Task goal. The entries below are to be written out again without alteration.

☆ ☆ ☆ ☆ ☆

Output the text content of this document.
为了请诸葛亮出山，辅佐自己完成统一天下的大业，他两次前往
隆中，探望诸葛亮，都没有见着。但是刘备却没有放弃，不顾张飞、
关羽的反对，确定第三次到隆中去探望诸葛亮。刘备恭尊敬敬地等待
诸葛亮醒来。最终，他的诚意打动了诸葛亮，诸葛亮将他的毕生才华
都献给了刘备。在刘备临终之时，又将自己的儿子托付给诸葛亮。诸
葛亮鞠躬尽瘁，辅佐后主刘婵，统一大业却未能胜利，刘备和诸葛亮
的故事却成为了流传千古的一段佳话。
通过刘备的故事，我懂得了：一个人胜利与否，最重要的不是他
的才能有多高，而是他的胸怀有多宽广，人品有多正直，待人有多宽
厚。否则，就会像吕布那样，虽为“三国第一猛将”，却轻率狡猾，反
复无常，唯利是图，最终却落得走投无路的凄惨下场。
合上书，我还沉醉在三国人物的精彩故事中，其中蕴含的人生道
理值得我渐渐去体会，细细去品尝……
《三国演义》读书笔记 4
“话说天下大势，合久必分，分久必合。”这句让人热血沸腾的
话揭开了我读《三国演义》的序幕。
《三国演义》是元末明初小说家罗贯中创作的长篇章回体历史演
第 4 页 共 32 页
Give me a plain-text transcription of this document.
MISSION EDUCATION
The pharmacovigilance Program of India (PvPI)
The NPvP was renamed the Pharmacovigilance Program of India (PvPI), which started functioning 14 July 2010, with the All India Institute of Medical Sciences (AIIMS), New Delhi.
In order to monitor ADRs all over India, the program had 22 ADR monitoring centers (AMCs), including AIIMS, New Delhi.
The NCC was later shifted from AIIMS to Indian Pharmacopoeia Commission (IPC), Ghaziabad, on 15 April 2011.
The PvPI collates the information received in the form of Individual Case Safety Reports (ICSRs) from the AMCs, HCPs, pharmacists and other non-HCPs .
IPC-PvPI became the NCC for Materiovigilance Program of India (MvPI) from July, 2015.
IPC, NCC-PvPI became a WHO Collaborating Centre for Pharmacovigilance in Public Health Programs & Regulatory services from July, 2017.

☆ ☆ ☆ ☆ ☆

Answer below.
Output the text content of this document.
为了请诸葛亮出山，辅佐自己完成统一天下的大业，他两次前往
隆中，探望诸葛亮，都没有见着。但是刘备却没有放弃，不顾张飞、
关羽的反对，确定第三次到隆中去探望诸葛亮。刘备恭尊敬敬地等待
诸葛亮醒来。最终，他的诚意打动了诸葛亮，诸葛亮将他的毕生才华
都献给了刘备。在刘备临终之时，又将自己的儿子托付给诸葛亮。诸
葛亮鞠躬尽瘁，辅佐后主刘婵，统一大业却未能胜利，刘备和诸葛亮
的故事却成为了流传千古的一段佳话。
通过刘备的故事，我懂得了：一个人胜利与否，最重要的不是他
的才能有多高，而是他的胸怀有多宽广，人品有多正直，待人有多宽
厚。否则，就会像吕布那样，虽为“三国第一猛将”，却轻率狡猾，反
复无常，唯利是图，最终却落得走投无路的凄惨下场。
合上书，我还沉醉在三国人物的精彩故事中，其中蕴含的人生道
理值得我渐渐去体会，细细去品尝……
《三国演义》读书笔记 4
“话说天下大势，合久必分，分久必合。”这句让人热血沸腾的
话揭开了我读《三国演义》的序幕。
《三国演义》是元末明初小说家罗贯中创作的长篇章回体历史演
第 4 页 共 32 页
Give me a plain-text transcription of this document.
MISSION EDUCATION
The pharmacovigilance Program of India (PvPI)
The NPvP was renamed the Pharmacovigilance Program of India (PvPI), which started functioning 14 July 2010, with the All India Institute of Medical Sciences (AIIMS), New Delhi.
In order to monitor ADRs all over India, the program had 22 ADR monitoring centers (AMCs), including AIIMS, New Delhi.
The NCC was later shifted from AIIMS to Indian Pharmacopoeia Commission (IPC), Ghaziabad, on 15 April 2011.
The PvPI collates the information received in the form of Individual Case Safety Reports (ICSRs) from the AMCs, HCPs, pharmacists and other non-HCPs .
IPC-PvPI became the NCC for Materiovigilance Program of India (MvPI) from July, 2015.
IPC, NCC-PvPI became a WHO Collaborating Centre for Pharmacovigilance in Public Health Programs & Regulatory services from July, 2017.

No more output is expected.